++++ Supplied entries ++++
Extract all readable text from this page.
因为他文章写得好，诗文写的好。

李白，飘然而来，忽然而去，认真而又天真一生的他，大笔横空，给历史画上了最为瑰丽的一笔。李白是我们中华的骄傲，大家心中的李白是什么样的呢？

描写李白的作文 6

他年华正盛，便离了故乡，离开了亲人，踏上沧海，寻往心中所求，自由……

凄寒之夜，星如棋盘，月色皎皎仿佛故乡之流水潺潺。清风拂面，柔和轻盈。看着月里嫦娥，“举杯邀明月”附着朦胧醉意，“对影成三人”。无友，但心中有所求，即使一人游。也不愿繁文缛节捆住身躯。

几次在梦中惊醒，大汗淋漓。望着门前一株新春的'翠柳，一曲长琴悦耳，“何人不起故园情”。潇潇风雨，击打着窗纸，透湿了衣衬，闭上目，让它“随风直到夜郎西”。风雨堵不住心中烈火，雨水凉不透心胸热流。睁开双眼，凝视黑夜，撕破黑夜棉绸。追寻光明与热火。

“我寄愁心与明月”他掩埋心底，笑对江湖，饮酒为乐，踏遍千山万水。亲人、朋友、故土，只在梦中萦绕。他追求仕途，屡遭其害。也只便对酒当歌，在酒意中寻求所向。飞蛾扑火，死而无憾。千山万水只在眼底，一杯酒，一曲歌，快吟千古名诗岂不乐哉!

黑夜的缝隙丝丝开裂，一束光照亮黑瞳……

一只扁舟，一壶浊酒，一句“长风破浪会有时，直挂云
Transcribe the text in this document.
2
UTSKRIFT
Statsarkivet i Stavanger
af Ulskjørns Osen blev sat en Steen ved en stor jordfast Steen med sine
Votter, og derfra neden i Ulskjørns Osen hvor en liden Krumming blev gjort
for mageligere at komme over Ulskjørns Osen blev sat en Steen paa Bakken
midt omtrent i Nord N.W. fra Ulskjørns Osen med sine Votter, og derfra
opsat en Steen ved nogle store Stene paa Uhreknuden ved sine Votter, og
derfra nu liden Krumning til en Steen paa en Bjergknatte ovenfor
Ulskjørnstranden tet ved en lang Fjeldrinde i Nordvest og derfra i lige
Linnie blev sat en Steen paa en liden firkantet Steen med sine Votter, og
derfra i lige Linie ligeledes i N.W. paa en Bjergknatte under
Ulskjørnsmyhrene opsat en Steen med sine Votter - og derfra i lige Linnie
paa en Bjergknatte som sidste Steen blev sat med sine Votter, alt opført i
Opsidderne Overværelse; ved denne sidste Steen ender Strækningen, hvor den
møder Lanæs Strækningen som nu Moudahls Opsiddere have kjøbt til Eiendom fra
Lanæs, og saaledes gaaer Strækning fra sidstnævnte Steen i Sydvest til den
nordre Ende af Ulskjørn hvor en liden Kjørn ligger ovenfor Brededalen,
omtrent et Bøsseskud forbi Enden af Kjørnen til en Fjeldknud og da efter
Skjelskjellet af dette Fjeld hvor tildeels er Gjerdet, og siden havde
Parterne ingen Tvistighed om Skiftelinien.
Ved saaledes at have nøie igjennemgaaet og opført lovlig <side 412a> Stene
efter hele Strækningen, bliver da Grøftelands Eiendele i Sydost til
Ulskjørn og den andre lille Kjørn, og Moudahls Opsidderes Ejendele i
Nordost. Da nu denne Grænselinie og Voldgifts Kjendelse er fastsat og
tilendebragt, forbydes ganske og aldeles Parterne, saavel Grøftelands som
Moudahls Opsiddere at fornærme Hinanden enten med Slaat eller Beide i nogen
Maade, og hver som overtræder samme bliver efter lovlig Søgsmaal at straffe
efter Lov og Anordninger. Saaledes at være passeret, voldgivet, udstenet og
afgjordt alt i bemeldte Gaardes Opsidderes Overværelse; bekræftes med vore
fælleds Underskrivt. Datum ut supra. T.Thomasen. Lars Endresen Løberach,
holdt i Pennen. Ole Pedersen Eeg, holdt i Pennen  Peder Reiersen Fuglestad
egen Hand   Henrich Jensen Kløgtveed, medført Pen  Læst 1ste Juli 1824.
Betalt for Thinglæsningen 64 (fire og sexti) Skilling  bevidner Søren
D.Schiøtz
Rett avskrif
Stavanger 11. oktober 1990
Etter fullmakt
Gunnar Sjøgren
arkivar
++++
Objective →
Every record shown above should be written out again exactly.

Response to the exercise →
Extract all readable text from this page.
因为他文章写得好，诗文写的好。

李白，飘然而来，忽然而去，认真而又天真一生的他，大笔横空，给历史画上了最为瑰丽的一笔。李白是我们中华的骄傲，大家心中的李白是什么样的呢？

描写李白的作文 6

他年华正盛，便离了故乡，离开了亲人，踏上沧海，寻往心中所求，自由……

凄寒之夜，星如棋盘，月色皎皎仿佛故乡之流水潺潺。清风拂面，柔和轻盈。看着月里嫦娥，“举杯邀明月”附着朦胧醉意，“对影成三人”。无友，但心中有所求，即使一人游。也不愿繁文缛节捆住身躯。

几次在梦中惊醒，大汗淋漓。望着门前一株新春的'翠柳，一曲长琴悦耳，“何人不起故园情”。潇潇风雨，击打着窗纸，透湿了衣衬，闭上目，让它“随风直到夜郎西”。风雨堵不住心中烈火，雨水凉不透心胸热流。睁开双眼，凝视黑夜，撕破黑夜棉绸。追寻光明与热火。

“我寄愁心与明月”他掩埋心底，笑对江湖，饮酒为乐，踏遍千山万水。亲人、朋友、故土，只在梦中萦绕。他追求仕途，屡遭其害。也只便对酒当歌，在酒意中寻求所向。飞蛾扑火，死而无憾。千山万水只在眼底，一杯酒，一曲歌，快吟千古名诗岂不乐哉!

黑夜的缝隙丝丝开裂，一束光照亮黑瞳……

一只扁舟，一壶浊酒，一句“长风破浪会有时，直挂云
Transcribe the text in this document.
2
UTSKRIFT
Statsarkivet i Stavanger
af Ulskjørns Osen blev sat en Steen ved en stor jordfast Steen med sine
Votter, og derfra neden i Ulskjørns Osen hvor en liden Krumming blev gjort
for mageligere at komme over Ulskjørns Osen blev sat en Steen paa Bakken
midt omtrent i Nord N.W. fra Ulskjørns Osen med sine Votter, og derfra
opsat en Steen ved nogle store Stene paa Uhreknuden ved sine Votter, og
derfra nu liden Krumning til en Steen paa en Bjergknatte ovenfor
Ulskjørnstranden tet ved en lang Fjeldrinde i Nordvest og derfra i lige
Linnie blev sat en Steen paa en liden firkantet Steen med sine Votter, og
derfra i lige Linie ligeledes i N.W. paa en Bjergknatte under
Ulskjørnsmyhrene opsat en Steen med sine Votter - og derfra i lige Linnie
paa en Bjergknatte som sidste Steen blev sat med sine Votter, alt opført i
Opsidderne Overværelse; ved denne sidste Steen ender Strækningen, hvor den
møder Lanæs Strækningen som nu Moudahls Opsiddere have kjøbt til Eiendom fra
Lanæs, og saaledes gaaer Strækning fra sidstnævnte Steen i Sydvest til den
nordre Ende af Ulskjørn hvor en liden Kjørn ligger ovenfor Brededalen,
omtrent et Bøsseskud forbi Enden af Kjørnen til en Fjeldknud og da efter
Skjelskjellet af dette Fjeld hvor tildeels er Gjerdet, og siden havde
Parterne ingen Tvistighed om Skiftelinien.
Ved saaledes at have nøie igjennemgaaet og opført lovlig <side 412a> Stene
efter hele Strækningen, bliver da Grøftelands Eiendele i Sydost til
Ulskjørn og den andre lille Kjørn, og Moudahls Opsidderes Ejendele i
Nordost. Da nu denne Grænselinie og Voldgifts Kjendelse er fastsat og
tilendebragt, forbydes ganske og aldeles Parterne, saavel Grøftelands som
Moudahls Opsiddere at fornærme Hinanden enten med Slaat eller Beide i nogen
Maade, og hver som overtræder samme bliver efter lovlig Søgsmaal at straffe
efter Lov og Anordninger. Saaledes at være passeret, voldgivet, udstenet og
afgjordt alt i bemeldte Gaardes Opsidderes Overværelse; bekræftes med vore
fælleds Underskrivt. Datum ut supra. T.Thomasen. Lars Endresen Løberach,
holdt i Pennen. Ole Pedersen Eeg, holdt i Pennen  Peder Reiersen Fuglestad
egen Hand   Henrich Jensen Kløgtveed, medført Pen  Læst 1ste Juli 1824.
Betalt for Thinglæsningen 64 (fire og sexti) Skilling  bevidner Søren
D.Schiøtz
Rett avskrif
Stavanger 11. oktober 1990
Etter fullmakt
Gunnar Sjøgren
arkivar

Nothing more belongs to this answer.